** What is being asked **
Any picture among the records should be left out, please; retype the rest exactly.

** The data **
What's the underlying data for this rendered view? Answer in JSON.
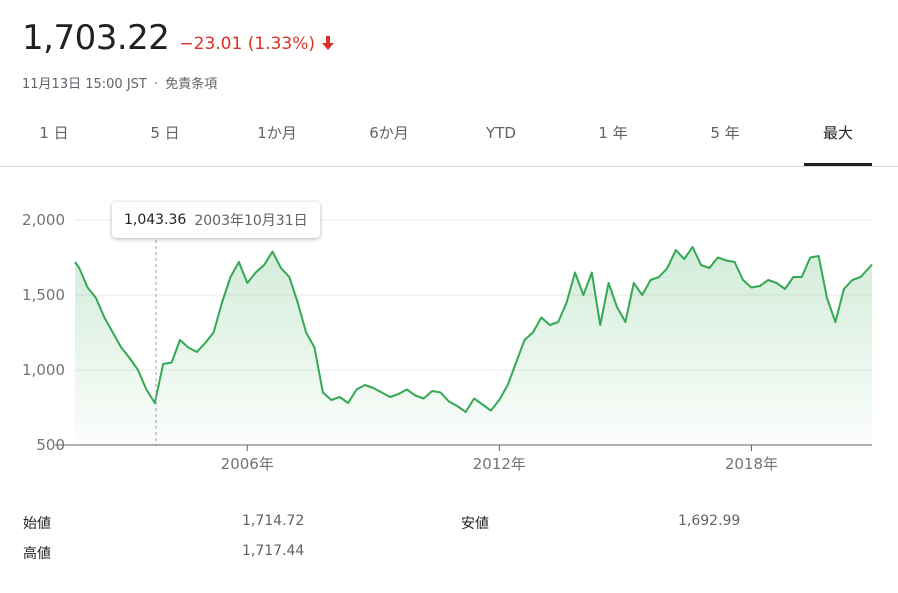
{
  "header": {
    "price": "1,703.22",
    "change": "−23.01 (1.33%)",
    "date": "11月13日 15:00 JST",
    "separator": "·",
    "disclaimer_link": "免責条項"
  },
  "tabs": [
    {
      "label": "1 日"
    },
    {
      "label": "5 日"
    },
    {
      "label": "1か月"
    },
    {
      "label": "6か月"
    },
    {
      "label": "YTD"
    },
    {
      "label": "1 年"
    },
    {
      "label": "5 年"
    },
    {
      "label": "最大",
      "active": true
    }
  ],
  "tooltip": {
    "value": "1,043.36",
    "date": "2003年10月31日"
  },
  "stats": {
    "open_label": "始値",
    "open_value": "1,714.72",
    "high_label": "高値",
    "high_value": "1,717.44",
    "low_label": "安値",
    "low_value": "1,692.99"
  },
  "colors": {
    "line": "#34a853",
    "negative": "#d93025",
    "grid": "#ebebeb"
  },
  "chart_data": {
    "type": "line",
    "ylim": [
      500,
      2000
    ],
    "xlim": [
      2001.9,
      2020.87
    ],
    "yticks": [
      500,
      1000,
      1500,
      2000
    ],
    "ytick_labels": [
      "500",
      "1,000",
      "1,500",
      "2,000"
    ],
    "xticks": [
      2006.0,
      2012.0,
      2018.0
    ],
    "xtick_labels": [
      "2006年",
      "2012年",
      "2018年"
    ],
    "grid": true,
    "hover_x": 2003.83,
    "series": [
      {
        "x": [
          2001.9,
          2002.0,
          2002.2,
          2002.4,
          2002.6,
          2002.8,
          2003.0,
          2003.2,
          2003.4,
          2003.6,
          2003.8,
          2004.0,
          2004.2,
          2004.4,
          2004.6,
          2004.8,
          2005.0,
          2005.2,
          2005.4,
          2005.6,
          2005.8,
          2006.0,
          2006.2,
          2006.4,
          2006.6,
          2006.8,
          2007.0,
          2007.2,
          2007.4,
          2007.6,
          2007.8,
          2008.0,
          2008.2,
          2008.4,
          2008.6,
          2008.8,
          2009.0,
          2009.2,
          2009.4,
          2009.6,
          2009.8,
          2010.0,
          2010.2,
          2010.4,
          2010.6,
          2010.8,
          2011.0,
          2011.2,
          2011.4,
          2011.6,
          2011.8,
          2012.0,
          2012.2,
          2012.4,
          2012.6,
          2012.8,
          2013.0,
          2013.2,
          2013.4,
          2013.6,
          2013.8,
          2014.0,
          2014.2,
          2014.4,
          2014.6,
          2014.8,
          2015.0,
          2015.2,
          2015.4,
          2015.6,
          2015.8,
          2016.0,
          2016.2,
          2016.4,
          2016.6,
          2016.8,
          2017.0,
          2017.2,
          2017.4,
          2017.6,
          2017.8,
          2018.0,
          2018.2,
          2018.4,
          2018.6,
          2018.8,
          2019.0,
          2019.2,
          2019.4,
          2019.6,
          2019.8,
          2020.0,
          2020.2,
          2020.4,
          2020.6,
          2020.87
        ],
        "values": [
          1720,
          1680,
          1550,
          1480,
          1350,
          1250,
          1150,
          1080,
          1000,
          870,
          780,
          1040,
          1050,
          1200,
          1150,
          1120,
          1180,
          1250,
          1450,
          1620,
          1720,
          1580,
          1650,
          1700,
          1790,
          1680,
          1620,
          1450,
          1250,
          1150,
          850,
          800,
          820,
          780,
          870,
          900,
          880,
          850,
          820,
          840,
          870,
          830,
          810,
          860,
          850,
          790,
          760,
          720,
          810,
          770,
          730,
          800,
          900,
          1050,
          1200,
          1250,
          1350,
          1300,
          1320,
          1450,
          1650,
          1500,
          1650,
          1300,
          1580,
          1420,
          1320,
          1580,
          1500,
          1600,
          1620,
          1680,
          1800,
          1740,
          1820,
          1700,
          1680,
          1750,
          1730,
          1720,
          1600,
          1550,
          1560,
          1600,
          1580,
          1540,
          1620,
          1620,
          1750,
          1760,
          1480,
          1320,
          1540,
          1600,
          1620,
          1703
        ]
      }
    ]
  }
}
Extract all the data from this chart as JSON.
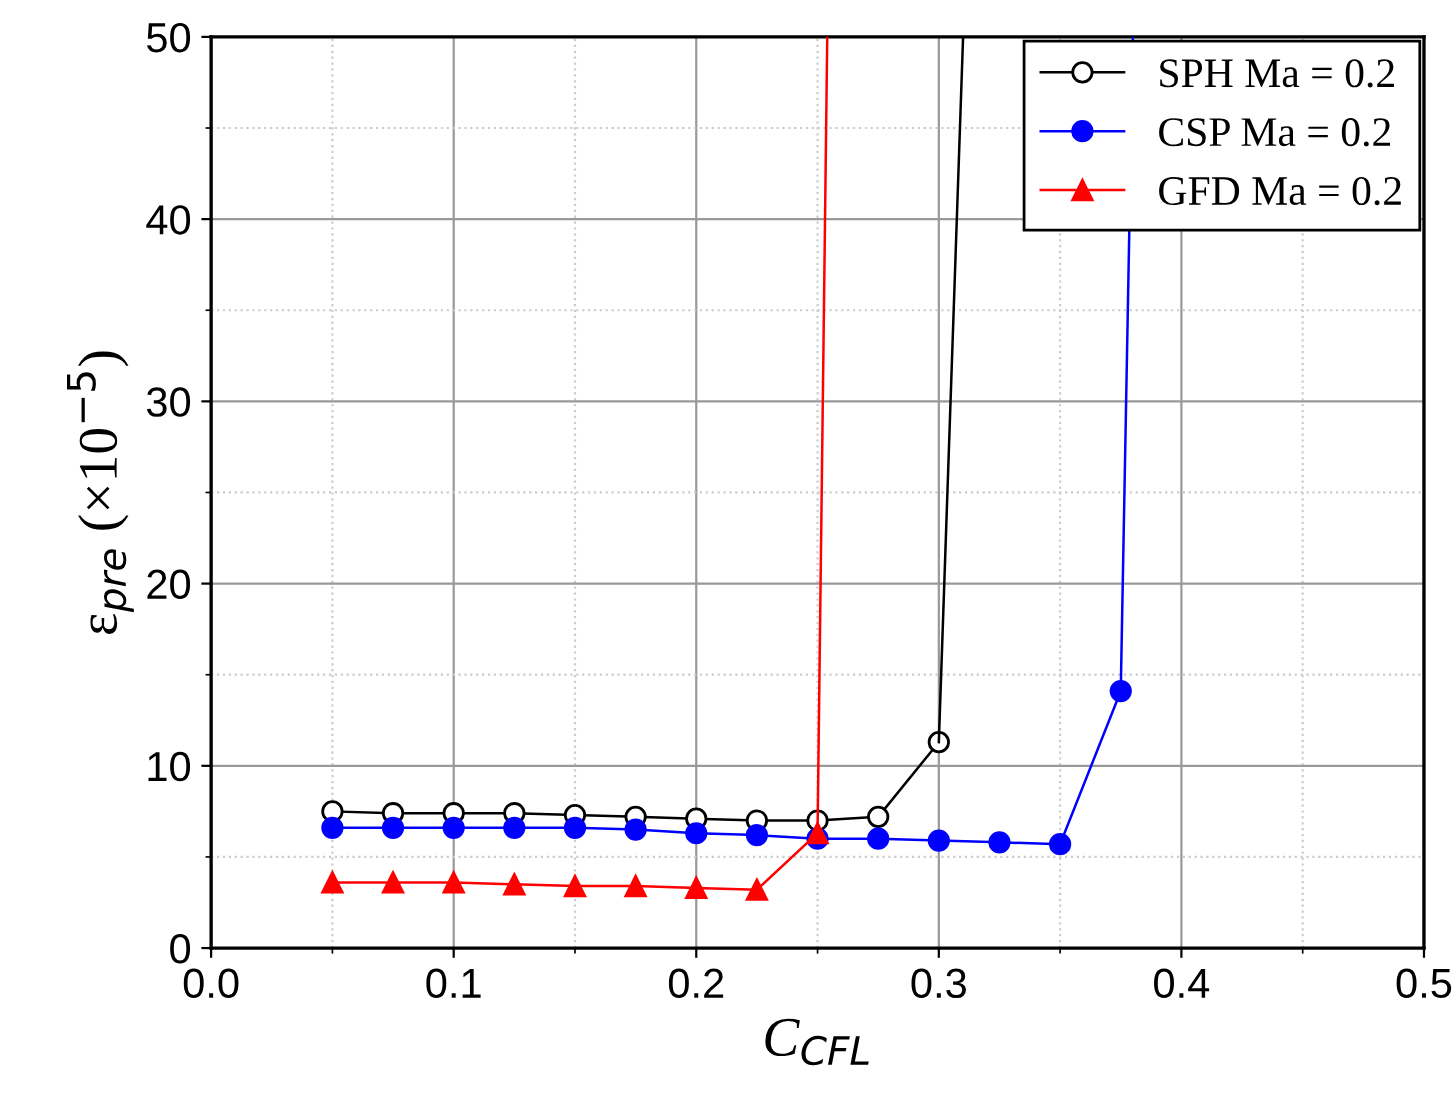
{
  "chart_data": {
    "type": "line",
    "xlabel": "C$_{CFL}$",
    "ylabel": "ε$_{pre}$ (×10$^{−5}$)",
    "x": [
      0.05,
      0.075,
      0.1,
      0.125,
      0.15,
      0.175,
      0.2,
      0.225,
      0.25,
      0.275,
      0.3,
      0.325,
      0.35,
      0.375
    ],
    "series": [
      {
        "name": "SPH Ma = 0.2",
        "color": "#000000",
        "marker": "circle",
        "values": [
          7.5,
          7.4,
          7.4,
          7.4,
          7.3,
          7.2,
          7.1,
          7.0,
          7.0,
          7.2,
          11.3,
          null,
          null,
          null
        ]
      },
      {
        "name": "CSP Ma = 0.2",
        "color": "#0000ff",
        "marker": "circle",
        "values": [
          6.6,
          6.6,
          6.6,
          6.6,
          6.6,
          6.5,
          6.3,
          6.2,
          6.0,
          6.0,
          5.9,
          5.8,
          5.7,
          14.1
        ]
      },
      {
        "name": "GFD Ma = 0.2",
        "color": "#ff0000",
        "marker": "triangle",
        "values": [
          3.6,
          3.6,
          3.6,
          3.5,
          3.4,
          3.4,
          3.3,
          3.2,
          6.3,
          null,
          null,
          null,
          null,
          null
        ]
      },
      {
        "type": "line",
        "color": "#000000",
        "marker": "none",
        "x": [
          0.3,
          0.31
        ],
        "values": [
          11.3,
          50
        ]
      },
      {
        "type": "line",
        "color": "#0000ff",
        "marker": "none",
        "x": [
          0.375,
          0.38
        ],
        "values": [
          14.1,
          50
        ]
      },
      {
        "type": "line",
        "color": "#ff0000",
        "marker": "none",
        "x": [
          0.25,
          0.254
        ],
        "values": [
          6.3,
          50
        ]
      }
    ],
    "xlim": [
      0.0,
      0.5
    ],
    "xticks": [
      {
        "value": 0.0,
        "label": "0.0"
      },
      0.1,
      0.2,
      0.3,
      0.4,
      0.5
    ],
    "ylim": [
      0,
      50
    ],
    "yticks": [
      0,
      10,
      20,
      30,
      40,
      50
    ],
    "grid": true,
    "legend": "top right",
    "line_style": "solid"
  }
}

** Expected answer **
What's the underlying data for this rendered view? Answer in JSON.
{
  "header": {
    "price": "1,703.22",
    "change": "−23.01 (1.33%)",
    "date": "11月13日 15:00 JST",
    "separator": "·",
    "disclaimer_link": "免責条項"
  },
  "tabs": [
    {
      "label": "1 日"
    },
    {
      "label": "5 日"
    },
    {
      "label": "1か月"
    },
    {
      "label": "6か月"
    },
    {
      "label": "YTD"
    },
    {
      "label": "1 年"
    },
    {
      "label": "5 年"
    },
    {
      "label": "最大",
      "active": true
    }
  ],
  "tooltip": {
    "value": "1,043.36",
    "date": "2003年10月31日"
  },
  "stats": {
    "open_label": "始値",
    "open_value": "1,714.72",
    "high_label": "高値",
    "high_value": "1,717.44",
    "low_label": "安値",
    "low_value": "1,692.99"
  },
  "colors": {
    "line": "#34a853",
    "negative": "#d93025",
    "grid": "#ebebeb"
  },
  "chart_data": {
    "type": "line",
    "ylim": [
      500,
      2000
    ],
    "xlim": [
      2001.9,
      2020.87
    ],
    "yticks": [
      500,
      1000,
      1500,
      2000
    ],
    "ytick_labels": [
      "500",
      "1,000",
      "1,500",
      "2,000"
    ],
    "xticks": [
      2006.0,
      2012.0,
      2018.0
    ],
    "xtick_labels": [
      "2006年",
      "2012年",
      "2018年"
    ],
    "grid": true,
    "hover_x": 2003.83,
    "series": [
      {
        "x": [
          2001.9,
          2002.0,
          2002.2,
          2002.4,
          2002.6,
          2002.8,
          2003.0,
          2003.2,
          2003.4,
          2003.6,
          2003.8,
          2004.0,
          2004.2,
          2004.4,
          2004.6,
          2004.8,
          2005.0,
          2005.2,
          2005.4,
          2005.6,
          2005.8,
          2006.0,
          2006.2,
          2006.4,
          2006.6,
          2006.8,
          2007.0,
          2007.2,
          2007.4,
          2007.6,
          2007.8,
          2008.0,
          2008.2,
          2008.4,
          2008.6,
          2008.8,
          2009.0,
          2009.2,
          2009.4,
          2009.6,
          2009.8,
          2010.0,
          2010.2,
          2010.4,
          2010.6,
          2010.8,
          2011.0,
          2011.2,
          2011.4,
          2011.6,
          2011.8,
          2012.0,
          2012.2,
          2012.4,
          2012.6,
          2012.8,
          2013.0,
          2013.2,
          2013.4,
          2013.6,
          2013.8,
          2014.0,
          2014.2,
          2014.4,
          2014.6,
          2014.8,
          2015.0,
          2015.2,
          2015.4,
          2015.6,
          2015.8,
          2016.0,
          2016.2,
          2016.4,
          2016.6,
          2016.8,
          2017.0,
          2017.2,
          2017.4,
          2017.6,
          2017.8,
          2018.0,
          2018.2,
          2018.4,
          2018.6,
          2018.8,
          2019.0,
          2019.2,
          2019.4,
          2019.6,
          2019.8,
          2020.0,
          2020.2,
          2020.4,
          2020.6,
          2020.87
        ],
        "values": [
          1720,
          1680,
          1550,
          1480,
          1350,
          1250,
          1150,
          1080,
          1000,
          870,
          780,
          1040,
          1050,
          1200,
          1150,
          1120,
          1180,
          1250,
          1450,
          1620,
          1720,
          1580,
          1650,
          1700,
          1790,
          1680,
          1620,
          1450,
          1250,
          1150,
          850,
          800,
          820,
          780,
          870,
          900,
          880,
          850,
          820,
          840,
          870,
          830,
          810,
          860,
          850,
          790,
          760,
          720,
          810,
          770,
          730,
          800,
          900,
          1050,
          1200,
          1250,
          1350,
          1300,
          1320,
          1450,
          1650,
          1500,
          1650,
          1300,
          1580,
          1420,
          1320,
          1580,
          1500,
          1600,
          1620,
          1680,
          1800,
          1740,
          1820,
          1700,
          1680,
          1750,
          1730,
          1720,
          1600,
          1550,
          1560,
          1600,
          1580,
          1540,
          1620,
          1620,
          1750,
          1760,
          1480,
          1320,
          1540,
          1600,
          1620,
          1703
        ]
      }
    ]
  }
}
Extract all the data from this chart as JSON.
{
  "chart_data": {
    "type": "line",
    "xlabel": "C$_{CFL}$",
    "ylabel": "ε$_{pre}$ (×10$^{−5}$)",
    "x": [
      0.05,
      0.075,
      0.1,
      0.125,
      0.15,
      0.175,
      0.2,
      0.225,
      0.25,
      0.275,
      0.3,
      0.325,
      0.35,
      0.375
    ],
    "series": [
      {
        "name": "SPH Ma = 0.2",
        "color": "#000000",
        "marker": "circle",
        "values": [
          7.5,
          7.4,
          7.4,
          7.4,
          7.3,
          7.2,
          7.1,
          7.0,
          7.0,
          7.2,
          11.3,
          null,
          null,
          null
        ]
      },
      {
        "name": "CSP Ma = 0.2",
        "color": "#0000ff",
        "marker": "circle",
        "values": [
          6.6,
          6.6,
          6.6,
          6.6,
          6.6,
          6.5,
          6.3,
          6.2,
          6.0,
          6.0,
          5.9,
          5.8,
          5.7,
          14.1
        ]
      },
      {
        "name": "GFD Ma = 0.2",
        "color": "#ff0000",
        "marker": "triangle",
        "values": [
          3.6,
          3.6,
          3.6,
          3.5,
          3.4,
          3.4,
          3.3,
          3.2,
          6.3,
          null,
          null,
          null,
          null,
          null
        ]
      },
      {
        "type": "line",
        "color": "#000000",
        "marker": "none",
        "x": [
          0.3,
          0.31
        ],
        "values": [
          11.3,
          50
        ]
      },
      {
        "type": "line",
        "color": "#0000ff",
        "marker": "none",
        "x": [
          0.375,
          0.38
        ],
        "values": [
          14.1,
          50
        ]
      },
      {
        "type": "line",
        "color": "#ff0000",
        "marker": "none",
        "x": [
          0.25,
          0.254
        ],
        "values": [
          6.3,
          50
        ]
      }
    ],
    "xlim": [
      0.0,
      0.5
    ],
    "xticks": [
      {
        "value": 0.0,
        "label": "0.0"
      },
      0.1,
      0.2,
      0.3,
      0.4,
      0.5
    ],
    "ylim": [
      0,
      50
    ],
    "yticks": [
      0,
      10,
      20,
      30,
      40,
      50
    ],
    "grid": true,
    "legend": "top right",
    "line_style": "solid"
  }
}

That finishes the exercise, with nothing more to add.